## SHORT EXERCISE
The entries below should be transcribed in their entirety, exactly as written.

## LISTED ENTRIES

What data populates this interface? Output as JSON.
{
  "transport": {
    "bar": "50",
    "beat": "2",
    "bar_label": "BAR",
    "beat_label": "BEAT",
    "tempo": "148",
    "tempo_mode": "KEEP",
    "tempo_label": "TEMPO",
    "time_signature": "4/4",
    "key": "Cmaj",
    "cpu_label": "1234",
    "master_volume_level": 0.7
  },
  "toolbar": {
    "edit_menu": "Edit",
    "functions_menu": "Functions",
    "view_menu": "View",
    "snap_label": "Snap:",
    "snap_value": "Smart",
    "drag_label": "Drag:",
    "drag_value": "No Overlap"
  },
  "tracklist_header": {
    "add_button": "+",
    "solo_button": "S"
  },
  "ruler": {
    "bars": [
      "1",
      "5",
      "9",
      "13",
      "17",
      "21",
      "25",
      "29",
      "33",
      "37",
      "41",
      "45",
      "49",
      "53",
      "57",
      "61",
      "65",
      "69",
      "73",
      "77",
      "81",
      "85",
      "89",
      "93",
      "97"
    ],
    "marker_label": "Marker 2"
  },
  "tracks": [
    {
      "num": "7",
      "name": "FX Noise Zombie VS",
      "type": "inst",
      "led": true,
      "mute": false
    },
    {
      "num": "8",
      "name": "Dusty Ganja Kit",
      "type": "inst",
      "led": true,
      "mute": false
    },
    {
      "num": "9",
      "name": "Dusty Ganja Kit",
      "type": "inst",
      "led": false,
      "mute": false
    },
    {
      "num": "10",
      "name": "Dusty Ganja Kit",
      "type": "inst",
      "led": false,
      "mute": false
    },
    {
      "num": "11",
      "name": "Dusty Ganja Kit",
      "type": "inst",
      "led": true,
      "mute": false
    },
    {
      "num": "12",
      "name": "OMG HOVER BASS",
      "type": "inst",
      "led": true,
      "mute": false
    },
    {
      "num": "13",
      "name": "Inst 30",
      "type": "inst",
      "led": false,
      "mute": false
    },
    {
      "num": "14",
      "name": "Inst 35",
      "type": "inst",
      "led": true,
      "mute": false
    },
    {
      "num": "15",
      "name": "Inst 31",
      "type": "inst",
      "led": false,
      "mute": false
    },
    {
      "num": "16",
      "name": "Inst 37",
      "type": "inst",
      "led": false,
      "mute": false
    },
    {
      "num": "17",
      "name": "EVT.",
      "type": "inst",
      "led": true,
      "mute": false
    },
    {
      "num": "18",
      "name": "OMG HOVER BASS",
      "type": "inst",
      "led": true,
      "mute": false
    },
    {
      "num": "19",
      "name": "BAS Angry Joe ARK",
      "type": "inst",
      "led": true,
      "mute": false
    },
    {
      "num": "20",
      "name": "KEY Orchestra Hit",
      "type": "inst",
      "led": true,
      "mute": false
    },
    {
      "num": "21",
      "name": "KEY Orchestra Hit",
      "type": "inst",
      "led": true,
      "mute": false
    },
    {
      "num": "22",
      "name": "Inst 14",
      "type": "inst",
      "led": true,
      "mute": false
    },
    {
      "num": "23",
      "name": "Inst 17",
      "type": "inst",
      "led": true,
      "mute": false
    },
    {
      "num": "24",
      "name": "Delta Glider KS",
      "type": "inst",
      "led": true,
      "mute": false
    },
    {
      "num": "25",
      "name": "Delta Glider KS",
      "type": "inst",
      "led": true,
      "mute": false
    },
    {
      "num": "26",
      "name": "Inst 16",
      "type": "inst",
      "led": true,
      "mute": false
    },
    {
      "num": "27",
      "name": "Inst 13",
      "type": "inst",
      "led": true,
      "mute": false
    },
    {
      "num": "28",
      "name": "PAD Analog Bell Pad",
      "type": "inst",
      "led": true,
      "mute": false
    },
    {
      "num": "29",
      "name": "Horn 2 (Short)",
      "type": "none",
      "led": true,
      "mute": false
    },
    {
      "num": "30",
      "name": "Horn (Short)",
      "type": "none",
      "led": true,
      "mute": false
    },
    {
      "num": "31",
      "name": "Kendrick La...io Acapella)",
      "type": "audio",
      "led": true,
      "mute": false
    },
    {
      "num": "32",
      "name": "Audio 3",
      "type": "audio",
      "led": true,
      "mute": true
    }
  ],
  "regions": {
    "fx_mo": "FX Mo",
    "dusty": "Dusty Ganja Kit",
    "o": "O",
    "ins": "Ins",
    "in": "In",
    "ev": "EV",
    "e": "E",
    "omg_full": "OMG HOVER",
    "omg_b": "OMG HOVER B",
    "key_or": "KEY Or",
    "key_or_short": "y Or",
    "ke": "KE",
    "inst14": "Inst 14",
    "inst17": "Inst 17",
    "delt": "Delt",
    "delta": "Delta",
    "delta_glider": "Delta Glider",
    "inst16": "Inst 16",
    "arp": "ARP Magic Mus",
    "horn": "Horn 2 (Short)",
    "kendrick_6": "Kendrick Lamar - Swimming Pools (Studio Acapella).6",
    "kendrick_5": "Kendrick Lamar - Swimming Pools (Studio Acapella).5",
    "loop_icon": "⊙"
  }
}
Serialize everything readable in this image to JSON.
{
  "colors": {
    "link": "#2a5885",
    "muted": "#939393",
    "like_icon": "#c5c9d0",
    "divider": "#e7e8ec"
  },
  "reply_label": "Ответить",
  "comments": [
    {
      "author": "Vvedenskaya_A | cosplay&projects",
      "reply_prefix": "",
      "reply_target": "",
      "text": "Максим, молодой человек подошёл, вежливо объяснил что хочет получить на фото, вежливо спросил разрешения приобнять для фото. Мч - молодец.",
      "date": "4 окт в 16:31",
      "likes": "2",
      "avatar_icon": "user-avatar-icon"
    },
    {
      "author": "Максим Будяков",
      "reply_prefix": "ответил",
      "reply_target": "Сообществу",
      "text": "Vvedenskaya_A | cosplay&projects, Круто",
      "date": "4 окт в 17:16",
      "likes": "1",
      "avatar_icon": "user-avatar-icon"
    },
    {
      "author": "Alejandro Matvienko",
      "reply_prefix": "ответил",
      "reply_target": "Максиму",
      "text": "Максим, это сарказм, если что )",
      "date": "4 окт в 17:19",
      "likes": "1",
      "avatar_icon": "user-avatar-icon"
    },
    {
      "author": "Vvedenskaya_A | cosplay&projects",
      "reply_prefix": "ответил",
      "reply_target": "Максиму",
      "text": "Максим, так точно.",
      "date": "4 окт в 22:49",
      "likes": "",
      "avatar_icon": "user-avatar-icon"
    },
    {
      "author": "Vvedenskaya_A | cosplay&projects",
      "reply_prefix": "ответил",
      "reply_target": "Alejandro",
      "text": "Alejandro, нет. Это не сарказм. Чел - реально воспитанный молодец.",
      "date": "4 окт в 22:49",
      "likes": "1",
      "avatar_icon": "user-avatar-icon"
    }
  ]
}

## WRITTEN ANSWER
What data populates this interface? Output as JSON.
{
  "transport": {
    "bar": "50",
    "beat": "2",
    "bar_label": "BAR",
    "beat_label": "BEAT",
    "tempo": "148",
    "tempo_mode": "KEEP",
    "tempo_label": "TEMPO",
    "time_signature": "4/4",
    "key": "Cmaj",
    "cpu_label": "1234",
    "master_volume_level": 0.7
  },
  "toolbar": {
    "edit_menu": "Edit",
    "functions_menu": "Functions",
    "view_menu": "View",
    "snap_label": "Snap:",
    "snap_value": "Smart",
    "drag_label": "Drag:",
    "drag_value": "No Overlap"
  },
  "tracklist_header": {
    "add_button": "+",
    "solo_button": "S"
  },
  "ruler": {
    "bars": [
      "1",
      "5",
      "9",
      "13",
      "17",
      "21",
      "25",
      "29",
      "33",
      "37",
      "41",
      "45",
      "49",
      "53",
      "57",
      "61",
      "65",
      "69",
      "73",
      "77",
      "81",
      "85",
      "89",
      "93",
      "97"
    ],
    "marker_label": "Marker 2"
  },
  "tracks": [
    {
      "num": "7",
      "name": "FX Noise Zombie VS",
      "type": "inst",
      "led": true,
      "mute": false
    },
    {
      "num": "8",
      "name": "Dusty Ganja Kit",
      "type": "inst",
      "led": true,
      "mute": false
    },
    {
      "num": "9",
      "name": "Dusty Ganja Kit",
      "type": "inst",
      "led": false,
      "mute": false
    },
    {
      "num": "10",
      "name": "Dusty Ganja Kit",
      "type": "inst",
      "led": false,
      "mute": false
    },
    {
      "num": "11",
      "name": "Dusty Ganja Kit",
      "type": "inst",
      "led": true,
      "mute": false
    },
    {
      "num": "12",
      "name": "OMG HOVER BASS",
      "type": "inst",
      "led": true,
      "mute": false
    },
    {
      "num": "13",
      "name": "Inst 30",
      "type": "inst",
      "led": false,
      "mute": false
    },
    {
      "num": "14",
      "name": "Inst 35",
      "type": "inst",
      "led": true,
      "mute": false
    },
    {
      "num": "15",
      "name": "Inst 31",
      "type": "inst",
      "led": false,
      "mute": false
    },
    {
      "num": "16",
      "name": "Inst 37",
      "type": "inst",
      "led": false,
      "mute": false
    },
    {
      "num": "17",
      "name": "EVT.",
      "type": "inst",
      "led": true,
      "mute": false
    },
    {
      "num": "18",
      "name": "OMG HOVER BASS",
      "type": "inst",
      "led": true,
      "mute": false
    },
    {
      "num": "19",
      "name": "BAS Angry Joe ARK",
      "type": "inst",
      "led": true,
      "mute": false
    },
    {
      "num": "20",
      "name": "KEY Orchestra Hit",
      "type": "inst",
      "led": true,
      "mute": false
    },
    {
      "num": "21",
      "name": "KEY Orchestra Hit",
      "type": "inst",
      "led": true,
      "mute": false
    },
    {
      "num": "22",
      "name": "Inst 14",
      "type": "inst",
      "led": true,
      "mute": false
    },
    {
      "num": "23",
      "name": "Inst 17",
      "type": "inst",
      "led": true,
      "mute": false
    },
    {
      "num": "24",
      "name": "Delta Glider KS",
      "type": "inst",
      "led": true,
      "mute": false
    },
    {
      "num": "25",
      "name": "Delta Glider KS",
      "type": "inst",
      "led": true,
      "mute": false
    },
    {
      "num": "26",
      "name": "Inst 16",
      "type": "inst",
      "led": true,
      "mute": false
    },
    {
      "num": "27",
      "name": "Inst 13",
      "type": "inst",
      "led": true,
      "mute": false
    },
    {
      "num": "28",
      "name": "PAD Analog Bell Pad",
      "type": "inst",
      "led": true,
      "mute": false
    },
    {
      "num": "29",
      "name": "Horn 2 (Short)",
      "type": "none",
      "led": true,
      "mute": false
    },
    {
      "num": "30",
      "name": "Horn (Short)",
      "type": "none",
      "led": true,
      "mute": false
    },
    {
      "num": "31",
      "name": "Kendrick La...io Acapella)",
      "type": "audio",
      "led": true,
      "mute": false
    },
    {
      "num": "32",
      "name": "Audio 3",
      "type": "audio",
      "led": true,
      "mute": true
    }
  ],
  "regions": {
    "fx_mo": "FX Mo",
    "dusty": "Dusty Ganja Kit",
    "o": "O",
    "ins": "Ins",
    "in": "In",
    "ev": "EV",
    "e": "E",
    "omg_full": "OMG HOVER",
    "omg_b": "OMG HOVER B",
    "key_or": "KEY Or",
    "key_or_short": "y Or",
    "ke": "KE",
    "inst14": "Inst 14",
    "inst17": "Inst 17",
    "delt": "Delt",
    "delta": "Delta",
    "delta_glider": "Delta Glider",
    "inst16": "Inst 16",
    "arp": "ARP Magic Mus",
    "horn": "Horn 2 (Short)",
    "kendrick_6": "Kendrick Lamar - Swimming Pools (Studio Acapella).6",
    "kendrick_5": "Kendrick Lamar - Swimming Pools (Studio Acapella).5",
    "loop_icon": "⊙"
  }
}
Serialize everything readable in this image to JSON.
{
  "colors": {
    "link": "#2a5885",
    "muted": "#939393",
    "like_icon": "#c5c9d0",
    "divider": "#e7e8ec"
  },
  "reply_label": "Ответить",
  "comments": [
    {
      "author": "Vvedenskaya_A | cosplay&projects",
      "reply_prefix": "",
      "reply_target": "",
      "text": "Максим, молодой человек подошёл, вежливо объяснил что хочет получить на фото, вежливо спросил разрешения приобнять для фото. Мч - молодец.",
      "date": "4 окт в 16:31",
      "likes": "2",
      "avatar_icon": "user-avatar-icon"
    },
    {
      "author": "Максим Будяков",
      "reply_prefix": "ответил",
      "reply_target": "Сообществу",
      "text": "Vvedenskaya_A | cosplay&projects, Круто",
      "date": "4 окт в 17:16",
      "likes": "1",
      "avatar_icon": "user-avatar-icon"
    },
    {
      "author": "Alejandro Matvienko",
      "reply_prefix": "ответил",
      "reply_target": "Максиму",
      "text": "Максим, это сарказм, если что )",
      "date": "4 окт в 17:19",
      "likes": "1",
      "avatar_icon": "user-avatar-icon"
    },
    {
      "author": "Vvedenskaya_A | cosplay&projects",
      "reply_prefix": "ответил",
      "reply_target": "Максиму",
      "text": "Максим, так точно.",
      "date": "4 окт в 22:49",
      "likes": "",
      "avatar_icon": "user-avatar-icon"
    },
    {
      "author": "Vvedenskaya_A | cosplay&projects",
      "reply_prefix": "ответил",
      "reply_target": "Alejandro",
      "text": "Alejandro, нет. Это не сарказм. Чел - реально воспитанный молодец.",
      "date": "4 окт в 22:49",
      "likes": "1",
      "avatar_icon": "user-avatar-icon"
    }
  ]
}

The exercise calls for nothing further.